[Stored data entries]
☆ ☆ ☆ ☆ ☆

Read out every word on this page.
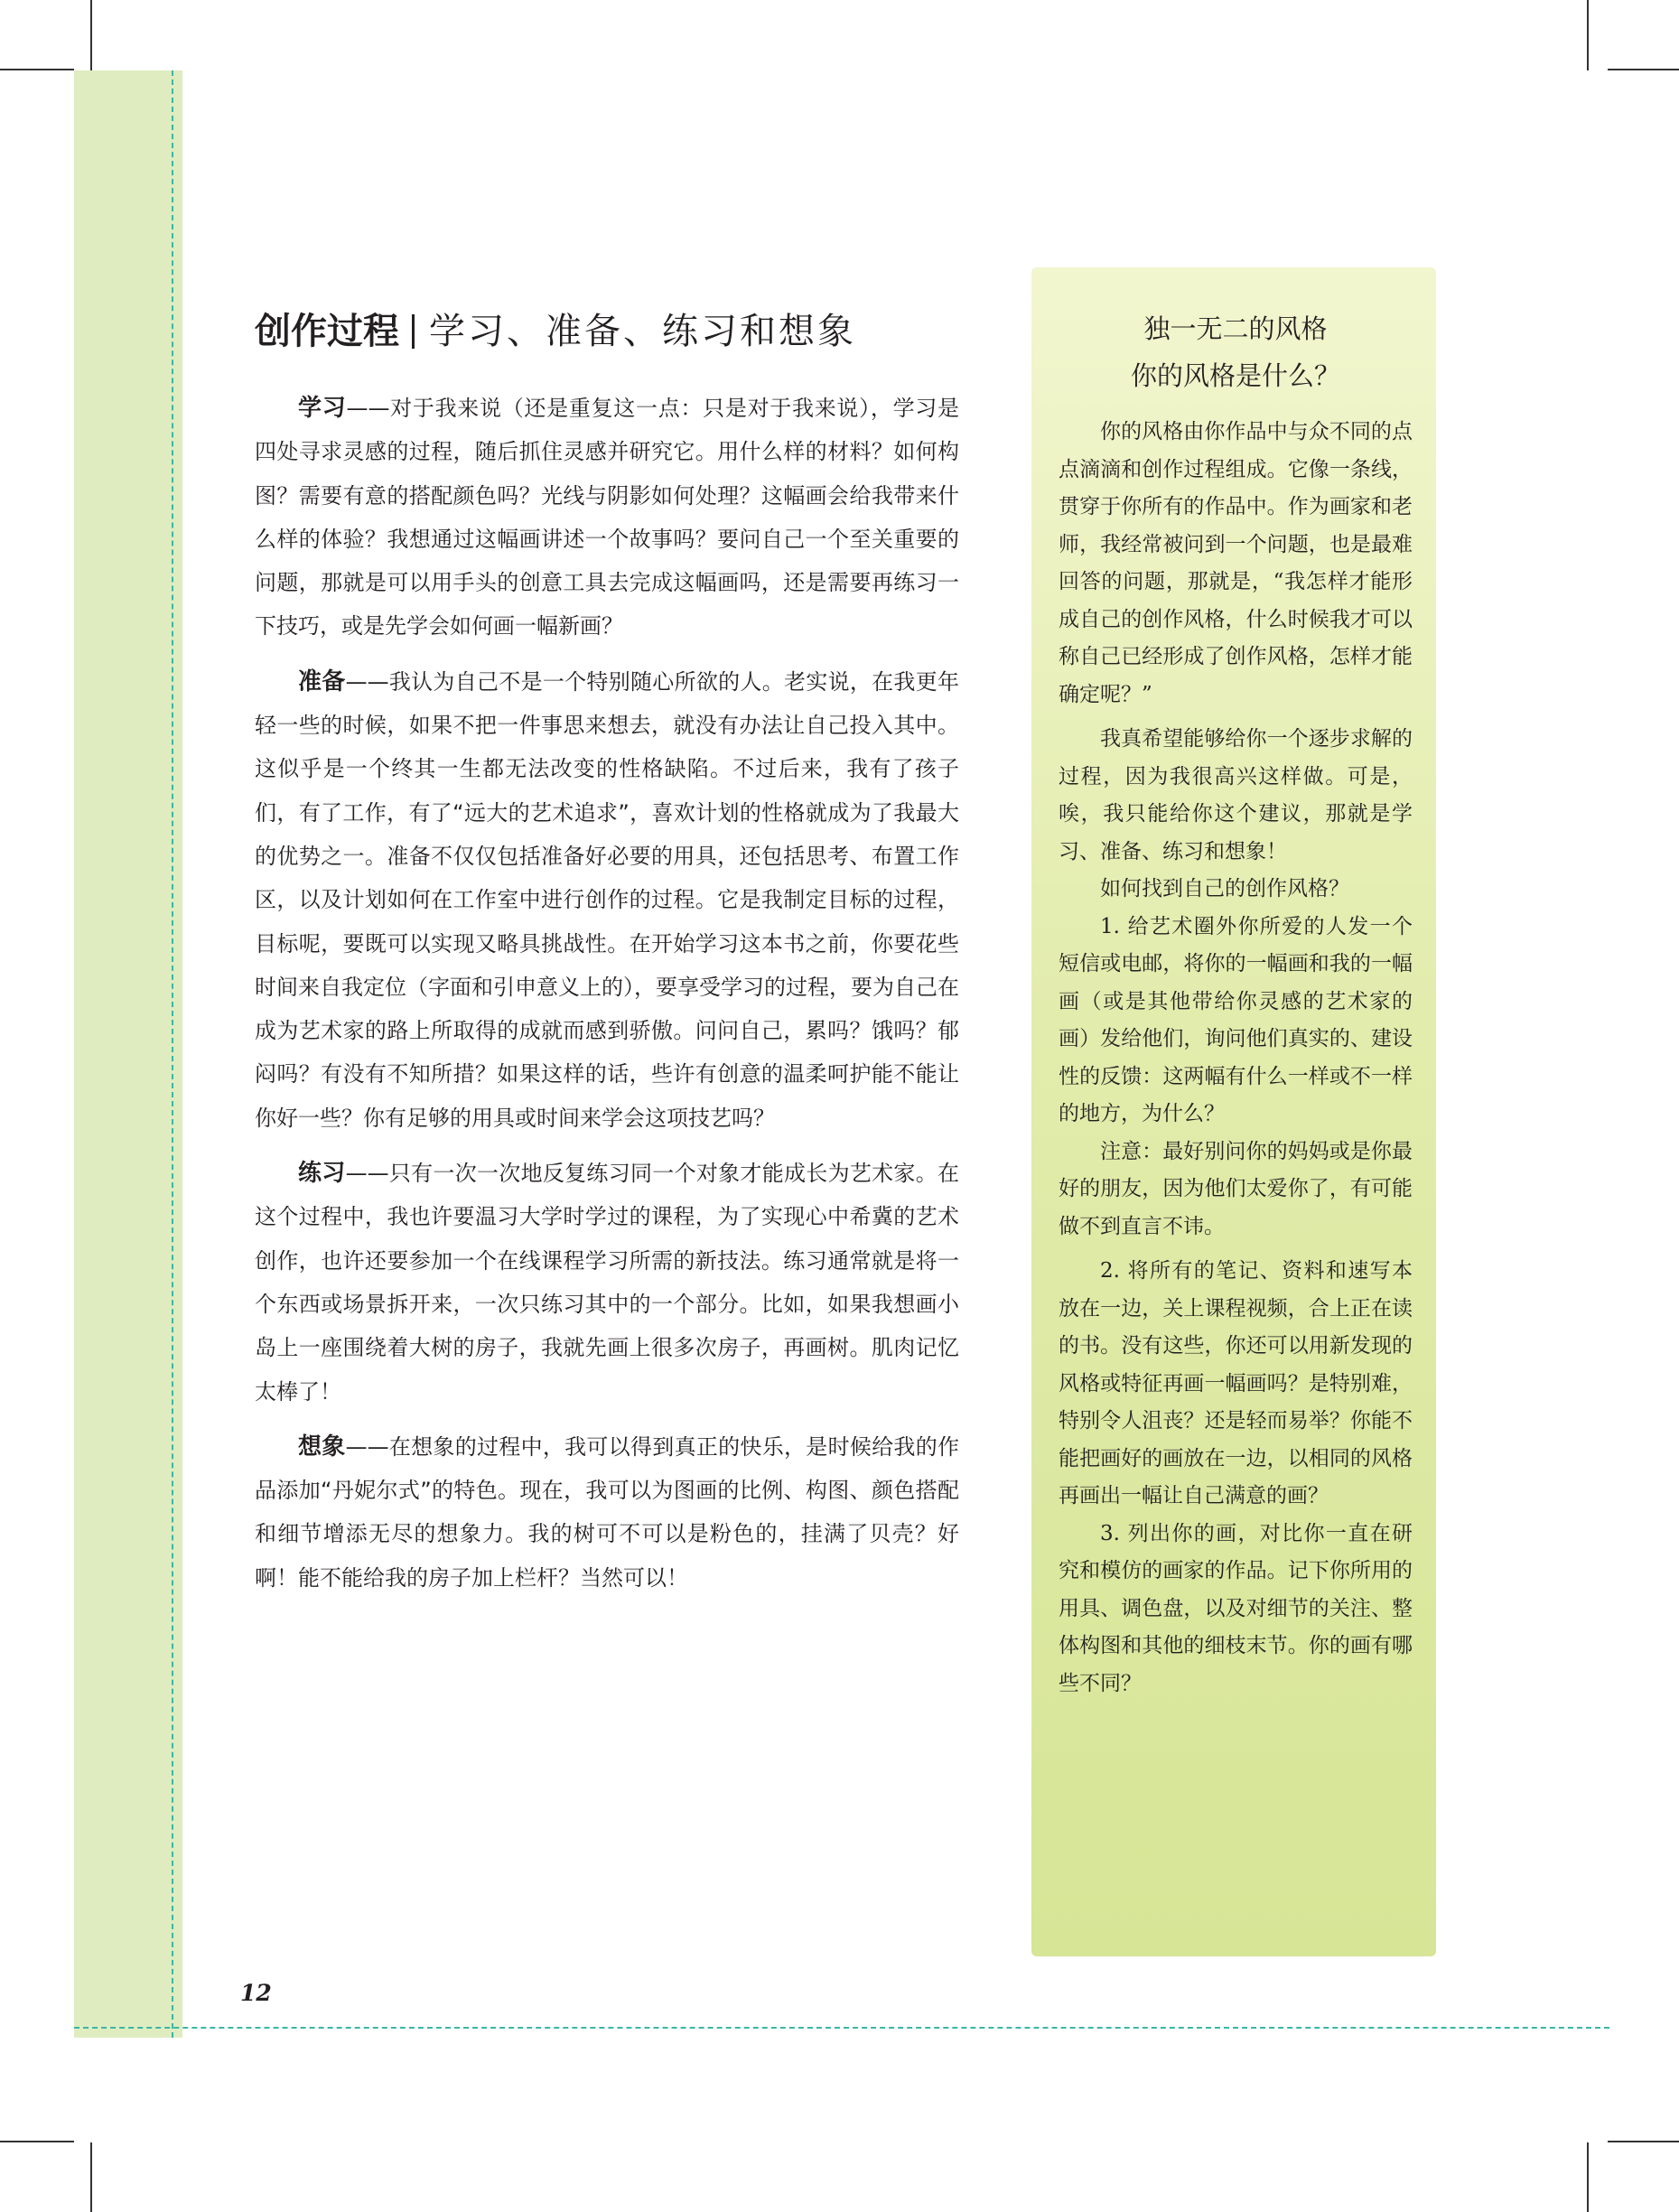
创作过程 学习、准备、练习和想象

学习——对于我来说（还是重复这一点：只是对于我来说），学习是四处寻求灵感的过程，随后抓住灵感并研究它。用什么样的材料？如何构图？需要有意的搭配颜色吗？光线与阴影如何处理？这幅画会给我带来什么样的体验？我想通过这幅画讲述一个故事吗？要问自己一个至关重要的问题，那就是可以用手头的创意工具去完成这幅画吗，还是需要再练习一下技巧，或是先学会如何画一幅新画？

准备——我认为自己不是一个特别随心所欲的人。老实说，在我更年轻一些的时候，如果不把一件事思来想去，就没有办法让自己投入其中。这似乎是一个终其一生都无法改变的性格缺陷。不过后来，我有了孩子们，有了工作，有了“远大的艺术追求”，喜欢计划的性格就成为了我最大的优势之一。准备不仅仅包括准备好必要的用具，还包括思考、布置工作区，以及计划如何在工作室中进行创作的过程。它是我制定目标的过程，目标呢，要既可以实现又略具挑战性。在开始学习这本书之前，你要花些时间来自我定位（字面和引申意义上的），要享受学习的过程，要为自己在成为艺术家的路上所取得的成就而感到骄傲。问问自己，累吗？饿吗？郁闷吗？有没有不知所措？如果这样的话，些许有创意的温柔呵护能不能让你好一些？你有足够的用具或时间来学会这项技艺吗？

练习——只有一次一次地反复练习同一个对象才能成长为艺术家。在这个过程中，我也许要温习大学时学过的课程，为了实现心中希冀的艺术创作，也许还要参加一个在线课程学习所需的新技法。练习通常就是将一个东西或场景拆开来，一次只练习其中的一个部分。比如，如果我想画小岛上一座围绕着大树的房子，我就先画上很多次房子，再画树。肌肉记忆太棒了！

想象——在想象的过程中，我可以得到真正的快乐，是时候给我的作品添加“丹妮尔式”的特色。现在，我可以为图画的比例、构图、颜色搭配和细节增添无尽的想象力。我的树可不可以是粉色的，挂满了贝壳？好啊！能不能给我的房子加上栏杆？当然可以！

独一无二的风格

你的风格是什么？

你的风格由你作品中与众不同的点点滴滴和创作过程组成。它像一条线，贯穿于你所有的作品中。作为画家和老师，我经常被问到一个问题，也是最难回答的问题，那就是，“我怎样才能形成自己的创作风格，什么时候我才可以称自己已经形成了创作风格，怎样才能确定呢？”

我真希望能够给你一个逐步求解的过程，因为我很高兴这样做。可是，唉，我只能给你这个建议，那就是学习、准备、练习和想象！

如何找到自己的创作风格？

1. 给艺术圈外你所爱的人发一个短信或电邮，将你的一幅画和我的一幅画（或是其他带给你灵感的艺术家的画）发给他们，询问他们真实的、建设性的反馈：这两幅有什么一样或不一样的地方，为什么？

注意：最好别问你的妈妈或是你最好的朋友，因为他们太爱你了，有可能做不到直言不讳。

2. 将所有的笔记、资料和速写本放在一边，关上课程视频，合上正在读的书。没有这些，你还可以用新发现的风格或特征再画一幅画吗？是特别难，特别令人沮丧？还是轻而易举？你能不能把画好的画放在一边，以相同的风格再画出一幅让自己满意的画？

3. 列出你的画，对比你一直在研究和模仿的画家的作品。记下你所用的用具、调色盘，以及对细节的关注、整体构图和其他的细枝末节。你的画有哪些不同？

12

☆ ☆ ☆ ☆ ☆

Exercise aim | Every line should be retyped exactly, with the pictures omitted.

Expected answer |
Read out every word on this page.
创作过程 学习、准备、练习和想象

学习——对于我来说（还是重复这一点：只是对于我来说），学习是四处寻求灵感的过程，随后抓住灵感并研究它。用什么样的材料？如何构图？需要有意的搭配颜色吗？光线与阴影如何处理？这幅画会给我带来什么样的体验？我想通过这幅画讲述一个故事吗？要问自己一个至关重要的问题，那就是可以用手头的创意工具去完成这幅画吗，还是需要再练习一下技巧，或是先学会如何画一幅新画？

准备——我认为自己不是一个特别随心所欲的人。老实说，在我更年轻一些的时候，如果不把一件事思来想去，就没有办法让自己投入其中。这似乎是一个终其一生都无法改变的性格缺陷。不过后来，我有了孩子们，有了工作，有了“远大的艺术追求”，喜欢计划的性格就成为了我最大的优势之一。准备不仅仅包括准备好必要的用具，还包括思考、布置工作区，以及计划如何在工作室中进行创作的过程。它是我制定目标的过程，目标呢，要既可以实现又略具挑战性。在开始学习这本书之前，你要花些时间来自我定位（字面和引申意义上的），要享受学习的过程，要为自己在成为艺术家的路上所取得的成就而感到骄傲。问问自己，累吗？饿吗？郁闷吗？有没有不知所措？如果这样的话，些许有创意的温柔呵护能不能让你好一些？你有足够的用具或时间来学会这项技艺吗？

练习——只有一次一次地反复练习同一个对象才能成长为艺术家。在这个过程中，我也许要温习大学时学过的课程，为了实现心中希冀的艺术创作，也许还要参加一个在线课程学习所需的新技法。练习通常就是将一个东西或场景拆开来，一次只练习其中的一个部分。比如，如果我想画小岛上一座围绕着大树的房子，我就先画上很多次房子，再画树。肌肉记忆太棒了！

想象——在想象的过程中，我可以得到真正的快乐，是时候给我的作品添加“丹妮尔式”的特色。现在，我可以为图画的比例、构图、颜色搭配和细节增添无尽的想象力。我的树可不可以是粉色的，挂满了贝壳？好啊！能不能给我的房子加上栏杆？当然可以！

独一无二的风格

你的风格是什么？

你的风格由你作品中与众不同的点点滴滴和创作过程组成。它像一条线，贯穿于你所有的作品中。作为画家和老师，我经常被问到一个问题，也是最难回答的问题，那就是，“我怎样才能形成自己的创作风格，什么时候我才可以称自己已经形成了创作风格，怎样才能确定呢？”

我真希望能够给你一个逐步求解的过程，因为我很高兴这样做。可是，唉，我只能给你这个建议，那就是学习、准备、练习和想象！

如何找到自己的创作风格？

1. 给艺术圈外你所爱的人发一个短信或电邮，将你的一幅画和我的一幅画（或是其他带给你灵感的艺术家的画）发给他们，询问他们真实的、建设性的反馈：这两幅有什么一样或不一样的地方，为什么？

注意：最好别问你的妈妈或是你最好的朋友，因为他们太爱你了，有可能做不到直言不讳。

2. 将所有的笔记、资料和速写本放在一边，关上课程视频，合上正在读的书。没有这些，你还可以用新发现的风格或特征再画一幅画吗？是特别难，特别令人沮丧？还是轻而易举？你能不能把画好的画放在一边，以相同的风格再画出一幅让自己满意的画？

3. 列出你的画，对比你一直在研究和模仿的画家的作品。记下你所用的用具、调色盘，以及对细节的关注、整体构图和其他的细枝末节。你的画有哪些不同？

12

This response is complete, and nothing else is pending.